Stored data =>

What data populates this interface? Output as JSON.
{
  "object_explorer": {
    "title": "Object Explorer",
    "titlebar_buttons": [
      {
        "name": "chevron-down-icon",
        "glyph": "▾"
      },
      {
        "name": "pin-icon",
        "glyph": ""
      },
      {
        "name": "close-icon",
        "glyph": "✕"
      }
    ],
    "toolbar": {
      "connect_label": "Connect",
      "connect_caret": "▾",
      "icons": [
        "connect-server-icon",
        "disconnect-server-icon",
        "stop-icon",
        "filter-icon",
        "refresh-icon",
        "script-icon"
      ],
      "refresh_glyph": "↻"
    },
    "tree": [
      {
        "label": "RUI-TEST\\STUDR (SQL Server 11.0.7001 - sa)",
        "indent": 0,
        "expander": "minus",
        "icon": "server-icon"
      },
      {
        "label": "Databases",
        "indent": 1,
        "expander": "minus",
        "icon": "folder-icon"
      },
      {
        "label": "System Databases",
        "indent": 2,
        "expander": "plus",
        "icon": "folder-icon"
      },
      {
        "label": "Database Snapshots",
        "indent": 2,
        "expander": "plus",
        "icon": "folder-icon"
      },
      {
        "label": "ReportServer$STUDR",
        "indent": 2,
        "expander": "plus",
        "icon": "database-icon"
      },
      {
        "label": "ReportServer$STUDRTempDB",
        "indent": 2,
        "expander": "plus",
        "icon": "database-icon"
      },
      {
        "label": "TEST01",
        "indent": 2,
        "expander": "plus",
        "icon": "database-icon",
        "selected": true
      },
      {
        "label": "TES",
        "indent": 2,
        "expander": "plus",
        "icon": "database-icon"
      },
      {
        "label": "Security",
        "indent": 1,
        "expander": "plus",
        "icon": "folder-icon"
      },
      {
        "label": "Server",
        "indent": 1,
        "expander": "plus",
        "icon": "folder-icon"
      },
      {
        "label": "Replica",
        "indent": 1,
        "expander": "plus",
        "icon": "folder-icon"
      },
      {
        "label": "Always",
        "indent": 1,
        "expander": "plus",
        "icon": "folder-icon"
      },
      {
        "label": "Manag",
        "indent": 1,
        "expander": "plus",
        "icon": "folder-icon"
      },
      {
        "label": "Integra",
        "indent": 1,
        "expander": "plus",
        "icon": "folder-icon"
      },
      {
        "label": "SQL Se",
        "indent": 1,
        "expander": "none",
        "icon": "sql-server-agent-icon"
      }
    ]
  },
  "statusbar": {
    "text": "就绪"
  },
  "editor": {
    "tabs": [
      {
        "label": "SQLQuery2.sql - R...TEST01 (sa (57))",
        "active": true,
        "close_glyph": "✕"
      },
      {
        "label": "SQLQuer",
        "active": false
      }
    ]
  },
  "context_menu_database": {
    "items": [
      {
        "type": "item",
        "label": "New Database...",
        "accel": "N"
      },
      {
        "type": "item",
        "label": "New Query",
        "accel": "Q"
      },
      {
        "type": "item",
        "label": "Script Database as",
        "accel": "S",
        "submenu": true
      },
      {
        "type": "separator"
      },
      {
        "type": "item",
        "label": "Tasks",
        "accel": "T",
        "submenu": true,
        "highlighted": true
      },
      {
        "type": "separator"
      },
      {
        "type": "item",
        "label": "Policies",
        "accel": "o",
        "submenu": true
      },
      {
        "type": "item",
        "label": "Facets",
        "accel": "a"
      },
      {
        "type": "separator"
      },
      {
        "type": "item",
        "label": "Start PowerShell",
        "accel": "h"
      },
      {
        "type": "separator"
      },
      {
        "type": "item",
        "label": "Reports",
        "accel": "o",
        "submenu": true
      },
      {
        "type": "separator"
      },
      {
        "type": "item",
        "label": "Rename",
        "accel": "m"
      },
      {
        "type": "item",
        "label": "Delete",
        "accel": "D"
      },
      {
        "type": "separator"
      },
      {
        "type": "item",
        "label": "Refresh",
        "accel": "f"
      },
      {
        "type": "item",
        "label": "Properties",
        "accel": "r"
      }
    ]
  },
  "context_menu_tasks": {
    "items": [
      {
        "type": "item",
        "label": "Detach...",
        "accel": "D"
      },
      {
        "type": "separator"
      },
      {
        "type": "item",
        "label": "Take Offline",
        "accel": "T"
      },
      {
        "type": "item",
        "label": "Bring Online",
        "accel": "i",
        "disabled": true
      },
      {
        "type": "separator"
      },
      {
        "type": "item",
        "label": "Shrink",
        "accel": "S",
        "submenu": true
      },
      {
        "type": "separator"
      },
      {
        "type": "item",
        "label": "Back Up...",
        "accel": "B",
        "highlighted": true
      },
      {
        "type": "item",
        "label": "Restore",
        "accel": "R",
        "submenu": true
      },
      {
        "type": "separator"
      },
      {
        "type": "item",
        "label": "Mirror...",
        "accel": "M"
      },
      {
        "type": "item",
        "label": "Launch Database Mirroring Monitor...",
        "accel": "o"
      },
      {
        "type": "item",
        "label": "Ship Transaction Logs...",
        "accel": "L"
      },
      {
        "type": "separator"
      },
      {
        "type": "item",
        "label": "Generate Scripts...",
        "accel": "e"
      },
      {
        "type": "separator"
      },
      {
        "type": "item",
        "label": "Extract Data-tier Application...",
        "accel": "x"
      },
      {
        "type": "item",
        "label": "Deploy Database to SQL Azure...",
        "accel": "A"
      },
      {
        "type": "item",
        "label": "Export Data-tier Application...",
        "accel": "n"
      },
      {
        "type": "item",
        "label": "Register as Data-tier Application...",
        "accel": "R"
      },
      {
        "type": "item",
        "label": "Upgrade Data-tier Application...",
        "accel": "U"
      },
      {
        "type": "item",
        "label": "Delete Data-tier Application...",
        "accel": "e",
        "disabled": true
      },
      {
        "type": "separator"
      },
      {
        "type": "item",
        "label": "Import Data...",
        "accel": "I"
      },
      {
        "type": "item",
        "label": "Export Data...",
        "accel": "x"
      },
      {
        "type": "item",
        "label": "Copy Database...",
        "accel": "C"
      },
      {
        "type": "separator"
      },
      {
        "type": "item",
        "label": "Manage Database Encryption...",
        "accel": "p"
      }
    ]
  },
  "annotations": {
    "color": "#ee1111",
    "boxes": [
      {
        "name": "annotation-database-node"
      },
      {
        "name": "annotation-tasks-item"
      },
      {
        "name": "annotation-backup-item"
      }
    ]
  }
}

WRITTEN PROBLEM =>
Copy every record above exactly as it appears.

THE SOLUTION =>
What data populates this interface? Output as JSON.
{
  "object_explorer": {
    "title": "Object Explorer",
    "titlebar_buttons": [
      {
        "name": "chevron-down-icon",
        "glyph": "▾"
      },
      {
        "name": "pin-icon",
        "glyph": ""
      },
      {
        "name": "close-icon",
        "glyph": "✕"
      }
    ],
    "toolbar": {
      "connect_label": "Connect",
      "connect_caret": "▾",
      "icons": [
        "connect-server-icon",
        "disconnect-server-icon",
        "stop-icon",
        "filter-icon",
        "refresh-icon",
        "script-icon"
      ],
      "refresh_glyph": "↻"
    },
    "tree": [
      {
        "label": "RUI-TEST\\STUDR (SQL Server 11.0.7001 - sa)",
        "indent": 0,
        "expander": "minus",
        "icon": "server-icon"
      },
      {
        "label": "Databases",
        "indent": 1,
        "expander": "minus",
        "icon": "folder-icon"
      },
      {
        "label": "System Databases",
        "indent": 2,
        "expander": "plus",
        "icon": "folder-icon"
      },
      {
        "label": "Database Snapshots",
        "indent": 2,
        "expander": "plus",
        "icon": "folder-icon"
      },
      {
        "label": "ReportServer$STUDR",
        "indent": 2,
        "expander": "plus",
        "icon": "database-icon"
      },
      {
        "label": "ReportServer$STUDRTempDB",
        "indent": 2,
        "expander": "plus",
        "icon": "database-icon"
      },
      {
        "label": "TEST01",
        "indent": 2,
        "expander": "plus",
        "icon": "database-icon",
        "selected": true
      },
      {
        "label": "TES",
        "indent": 2,
        "expander": "plus",
        "icon": "database-icon"
      },
      {
        "label": "Security",
        "indent": 1,
        "expander": "plus",
        "icon": "folder-icon"
      },
      {
        "label": "Server",
        "indent": 1,
        "expander": "plus",
        "icon": "folder-icon"
      },
      {
        "label": "Replica",
        "indent": 1,
        "expander": "plus",
        "icon": "folder-icon"
      },
      {
        "label": "Always",
        "indent": 1,
        "expander": "plus",
        "icon": "folder-icon"
      },
      {
        "label": "Manag",
        "indent": 1,
        "expander": "plus",
        "icon": "folder-icon"
      },
      {
        "label": "Integra",
        "indent": 1,
        "expander": "plus",
        "icon": "folder-icon"
      },
      {
        "label": "SQL Se",
        "indent": 1,
        "expander": "none",
        "icon": "sql-server-agent-icon"
      }
    ]
  },
  "statusbar": {
    "text": "就绪"
  },
  "editor": {
    "tabs": [
      {
        "label": "SQLQuery2.sql - R...TEST01 (sa (57))",
        "active": true,
        "close_glyph": "✕"
      },
      {
        "label": "SQLQuer",
        "active": false
      }
    ]
  },
  "context_menu_database": {
    "items": [
      {
        "type": "item",
        "label": "New Database...",
        "accel": "N"
      },
      {
        "type": "item",
        "label": "New Query",
        "accel": "Q"
      },
      {
        "type": "item",
        "label": "Script Database as",
        "accel": "S",
        "submenu": true
      },
      {
        "type": "separator"
      },
      {
        "type": "item",
        "label": "Tasks",
        "accel": "T",
        "submenu": true,
        "highlighted": true
      },
      {
        "type": "separator"
      },
      {
        "type": "item",
        "label": "Policies",
        "accel": "o",
        "submenu": true
      },
      {
        "type": "item",
        "label": "Facets",
        "accel": "a"
      },
      {
        "type": "separator"
      },
      {
        "type": "item",
        "label": "Start PowerShell",
        "accel": "h"
      },
      {
        "type": "separator"
      },
      {
        "type": "item",
        "label": "Reports",
        "accel": "o",
        "submenu": true
      },
      {
        "type": "separator"
      },
      {
        "type": "item",
        "label": "Rename",
        "accel": "m"
      },
      {
        "type": "item",
        "label": "Delete",
        "accel": "D"
      },
      {
        "type": "separator"
      },
      {
        "type": "item",
        "label": "Refresh",
        "accel": "f"
      },
      {
        "type": "item",
        "label": "Properties",
        "accel": "r"
      }
    ]
  },
  "context_menu_tasks": {
    "items": [
      {
        "type": "item",
        "label": "Detach...",
        "accel": "D"
      },
      {
        "type": "separator"
      },
      {
        "type": "item",
        "label": "Take Offline",
        "accel": "T"
      },
      {
        "type": "item",
        "label": "Bring Online",
        "accel": "i",
        "disabled": true
      },
      {
        "type": "separator"
      },
      {
        "type": "item",
        "label": "Shrink",
        "accel": "S",
        "submenu": true
      },
      {
        "type": "separator"
      },
      {
        "type": "item",
        "label": "Back Up...",
        "accel": "B",
        "highlighted": true
      },
      {
        "type": "item",
        "label": "Restore",
        "accel": "R",
        "submenu": true
      },
      {
        "type": "separator"
      },
      {
        "type": "item",
        "label": "Mirror...",
        "accel": "M"
      },
      {
        "type": "item",
        "label": "Launch Database Mirroring Monitor...",
        "accel": "o"
      },
      {
        "type": "item",
        "label": "Ship Transaction Logs...",
        "accel": "L"
      },
      {
        "type": "separator"
      },
      {
        "type": "item",
        "label": "Generate Scripts...",
        "accel": "e"
      },
      {
        "type": "separator"
      },
      {
        "type": "item",
        "label": "Extract Data-tier Application...",
        "accel": "x"
      },
      {
        "type": "item",
        "label": "Deploy Database to SQL Azure...",
        "accel": "A"
      },
      {
        "type": "item",
        "label": "Export Data-tier Application...",
        "accel": "n"
      },
      {
        "type": "item",
        "label": "Register as Data-tier Application...",
        "accel": "R"
      },
      {
        "type": "item",
        "label": "Upgrade Data-tier Application...",
        "accel": "U"
      },
      {
        "type": "item",
        "label": "Delete Data-tier Application...",
        "accel": "e",
        "disabled": true
      },
      {
        "type": "separator"
      },
      {
        "type": "item",
        "label": "Import Data...",
        "accel": "I"
      },
      {
        "type": "item",
        "label": "Export Data...",
        "accel": "x"
      },
      {
        "type": "item",
        "label": "Copy Database...",
        "accel": "C"
      },
      {
        "type": "separator"
      },
      {
        "type": "item",
        "label": "Manage Database Encryption...",
        "accel": "p"
      }
    ]
  },
  "annotations": {
    "color": "#ee1111",
    "boxes": [
      {
        "name": "annotation-database-node"
      },
      {
        "name": "annotation-tasks-item"
      },
      {
        "name": "annotation-backup-item"
      }
    ]
  }
}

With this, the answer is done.